[start Data excerpts]

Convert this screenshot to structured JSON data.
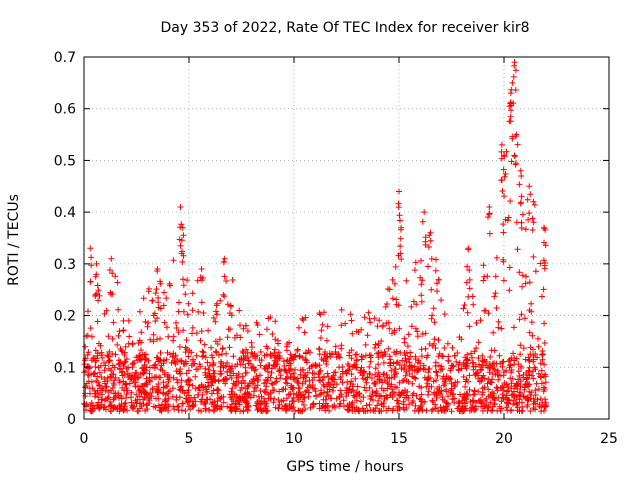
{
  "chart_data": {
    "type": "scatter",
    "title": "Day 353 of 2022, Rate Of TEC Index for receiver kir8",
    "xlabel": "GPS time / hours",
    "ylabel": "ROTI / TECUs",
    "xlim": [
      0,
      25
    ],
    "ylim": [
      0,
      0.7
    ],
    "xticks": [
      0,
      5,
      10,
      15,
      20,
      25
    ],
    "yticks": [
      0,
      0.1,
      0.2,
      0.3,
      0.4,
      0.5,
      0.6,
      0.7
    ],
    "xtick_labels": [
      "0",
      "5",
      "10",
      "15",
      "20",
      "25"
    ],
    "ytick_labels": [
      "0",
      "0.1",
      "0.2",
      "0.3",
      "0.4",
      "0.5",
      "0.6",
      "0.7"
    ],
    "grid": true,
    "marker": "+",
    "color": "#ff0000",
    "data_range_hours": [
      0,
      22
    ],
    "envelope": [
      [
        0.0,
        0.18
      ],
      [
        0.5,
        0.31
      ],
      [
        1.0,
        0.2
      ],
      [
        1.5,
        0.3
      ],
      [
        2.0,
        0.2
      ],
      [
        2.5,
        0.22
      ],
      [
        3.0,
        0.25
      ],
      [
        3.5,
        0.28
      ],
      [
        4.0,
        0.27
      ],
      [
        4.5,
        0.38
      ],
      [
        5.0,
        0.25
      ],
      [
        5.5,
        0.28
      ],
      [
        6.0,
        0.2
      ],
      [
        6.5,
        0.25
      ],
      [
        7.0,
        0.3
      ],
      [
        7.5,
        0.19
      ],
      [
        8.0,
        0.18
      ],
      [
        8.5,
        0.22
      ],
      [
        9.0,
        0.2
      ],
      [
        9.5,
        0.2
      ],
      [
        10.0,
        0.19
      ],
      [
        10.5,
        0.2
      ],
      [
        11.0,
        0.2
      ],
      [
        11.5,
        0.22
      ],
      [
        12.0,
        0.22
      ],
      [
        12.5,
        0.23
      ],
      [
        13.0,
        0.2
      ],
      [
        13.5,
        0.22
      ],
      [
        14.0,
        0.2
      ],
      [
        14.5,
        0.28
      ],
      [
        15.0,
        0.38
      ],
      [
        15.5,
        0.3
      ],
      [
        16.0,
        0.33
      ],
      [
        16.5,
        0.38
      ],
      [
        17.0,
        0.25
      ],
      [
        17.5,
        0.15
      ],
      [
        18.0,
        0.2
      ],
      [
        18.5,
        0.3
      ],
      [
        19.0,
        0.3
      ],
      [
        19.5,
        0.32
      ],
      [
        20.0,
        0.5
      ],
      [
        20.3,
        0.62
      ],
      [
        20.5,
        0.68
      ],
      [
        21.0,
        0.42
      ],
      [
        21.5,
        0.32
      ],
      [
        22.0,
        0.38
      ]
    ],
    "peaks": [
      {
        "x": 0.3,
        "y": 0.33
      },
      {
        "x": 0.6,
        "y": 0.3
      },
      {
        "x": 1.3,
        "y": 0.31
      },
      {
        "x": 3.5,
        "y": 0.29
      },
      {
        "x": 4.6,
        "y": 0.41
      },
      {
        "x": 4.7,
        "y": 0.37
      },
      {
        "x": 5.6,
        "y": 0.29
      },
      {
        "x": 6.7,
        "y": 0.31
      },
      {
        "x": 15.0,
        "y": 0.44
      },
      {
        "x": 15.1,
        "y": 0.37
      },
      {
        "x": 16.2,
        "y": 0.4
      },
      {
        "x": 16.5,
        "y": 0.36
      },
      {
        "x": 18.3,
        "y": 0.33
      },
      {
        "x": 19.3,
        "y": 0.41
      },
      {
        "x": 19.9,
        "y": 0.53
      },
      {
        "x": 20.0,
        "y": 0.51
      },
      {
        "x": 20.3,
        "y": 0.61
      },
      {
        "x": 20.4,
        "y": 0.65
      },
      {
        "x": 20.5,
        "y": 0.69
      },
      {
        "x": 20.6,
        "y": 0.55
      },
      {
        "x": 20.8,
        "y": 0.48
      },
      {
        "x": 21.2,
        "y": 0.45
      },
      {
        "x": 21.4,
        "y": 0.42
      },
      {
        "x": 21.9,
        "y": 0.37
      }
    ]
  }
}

[end Data excerpts]

What is asked - Take the listing above and print it exactly, apart from the pictures.

The result -
Convert this screenshot to structured JSON data.
{
  "chart_data": {
    "type": "scatter",
    "title": "Day 353 of 2022, Rate Of TEC Index for receiver kir8",
    "xlabel": "GPS time / hours",
    "ylabel": "ROTI / TECUs",
    "xlim": [
      0,
      25
    ],
    "ylim": [
      0,
      0.7
    ],
    "xticks": [
      0,
      5,
      10,
      15,
      20,
      25
    ],
    "yticks": [
      0,
      0.1,
      0.2,
      0.3,
      0.4,
      0.5,
      0.6,
      0.7
    ],
    "xtick_labels": [
      "0",
      "5",
      "10",
      "15",
      "20",
      "25"
    ],
    "ytick_labels": [
      "0",
      "0.1",
      "0.2",
      "0.3",
      "0.4",
      "0.5",
      "0.6",
      "0.7"
    ],
    "grid": true,
    "marker": "+",
    "color": "#ff0000",
    "data_range_hours": [
      0,
      22
    ],
    "envelope": [
      [
        0.0,
        0.18
      ],
      [
        0.5,
        0.31
      ],
      [
        1.0,
        0.2
      ],
      [
        1.5,
        0.3
      ],
      [
        2.0,
        0.2
      ],
      [
        2.5,
        0.22
      ],
      [
        3.0,
        0.25
      ],
      [
        3.5,
        0.28
      ],
      [
        4.0,
        0.27
      ],
      [
        4.5,
        0.38
      ],
      [
        5.0,
        0.25
      ],
      [
        5.5,
        0.28
      ],
      [
        6.0,
        0.2
      ],
      [
        6.5,
        0.25
      ],
      [
        7.0,
        0.3
      ],
      [
        7.5,
        0.19
      ],
      [
        8.0,
        0.18
      ],
      [
        8.5,
        0.22
      ],
      [
        9.0,
        0.2
      ],
      [
        9.5,
        0.2
      ],
      [
        10.0,
        0.19
      ],
      [
        10.5,
        0.2
      ],
      [
        11.0,
        0.2
      ],
      [
        11.5,
        0.22
      ],
      [
        12.0,
        0.22
      ],
      [
        12.5,
        0.23
      ],
      [
        13.0,
        0.2
      ],
      [
        13.5,
        0.22
      ],
      [
        14.0,
        0.2
      ],
      [
        14.5,
        0.28
      ],
      [
        15.0,
        0.38
      ],
      [
        15.5,
        0.3
      ],
      [
        16.0,
        0.33
      ],
      [
        16.5,
        0.38
      ],
      [
        17.0,
        0.25
      ],
      [
        17.5,
        0.15
      ],
      [
        18.0,
        0.2
      ],
      [
        18.5,
        0.3
      ],
      [
        19.0,
        0.3
      ],
      [
        19.5,
        0.32
      ],
      [
        20.0,
        0.5
      ],
      [
        20.3,
        0.62
      ],
      [
        20.5,
        0.68
      ],
      [
        21.0,
        0.42
      ],
      [
        21.5,
        0.32
      ],
      [
        22.0,
        0.38
      ]
    ],
    "peaks": [
      {
        "x": 0.3,
        "y": 0.33
      },
      {
        "x": 0.6,
        "y": 0.3
      },
      {
        "x": 1.3,
        "y": 0.31
      },
      {
        "x": 3.5,
        "y": 0.29
      },
      {
        "x": 4.6,
        "y": 0.41
      },
      {
        "x": 4.7,
        "y": 0.37
      },
      {
        "x": 5.6,
        "y": 0.29
      },
      {
        "x": 6.7,
        "y": 0.31
      },
      {
        "x": 15.0,
        "y": 0.44
      },
      {
        "x": 15.1,
        "y": 0.37
      },
      {
        "x": 16.2,
        "y": 0.4
      },
      {
        "x": 16.5,
        "y": 0.36
      },
      {
        "x": 18.3,
        "y": 0.33
      },
      {
        "x": 19.3,
        "y": 0.41
      },
      {
        "x": 19.9,
        "y": 0.53
      },
      {
        "x": 20.0,
        "y": 0.51
      },
      {
        "x": 20.3,
        "y": 0.61
      },
      {
        "x": 20.4,
        "y": 0.65
      },
      {
        "x": 20.5,
        "y": 0.69
      },
      {
        "x": 20.6,
        "y": 0.55
      },
      {
        "x": 20.8,
        "y": 0.48
      },
      {
        "x": 21.2,
        "y": 0.45
      },
      {
        "x": 21.4,
        "y": 0.42
      },
      {
        "x": 21.9,
        "y": 0.37
      }
    ]
  }
}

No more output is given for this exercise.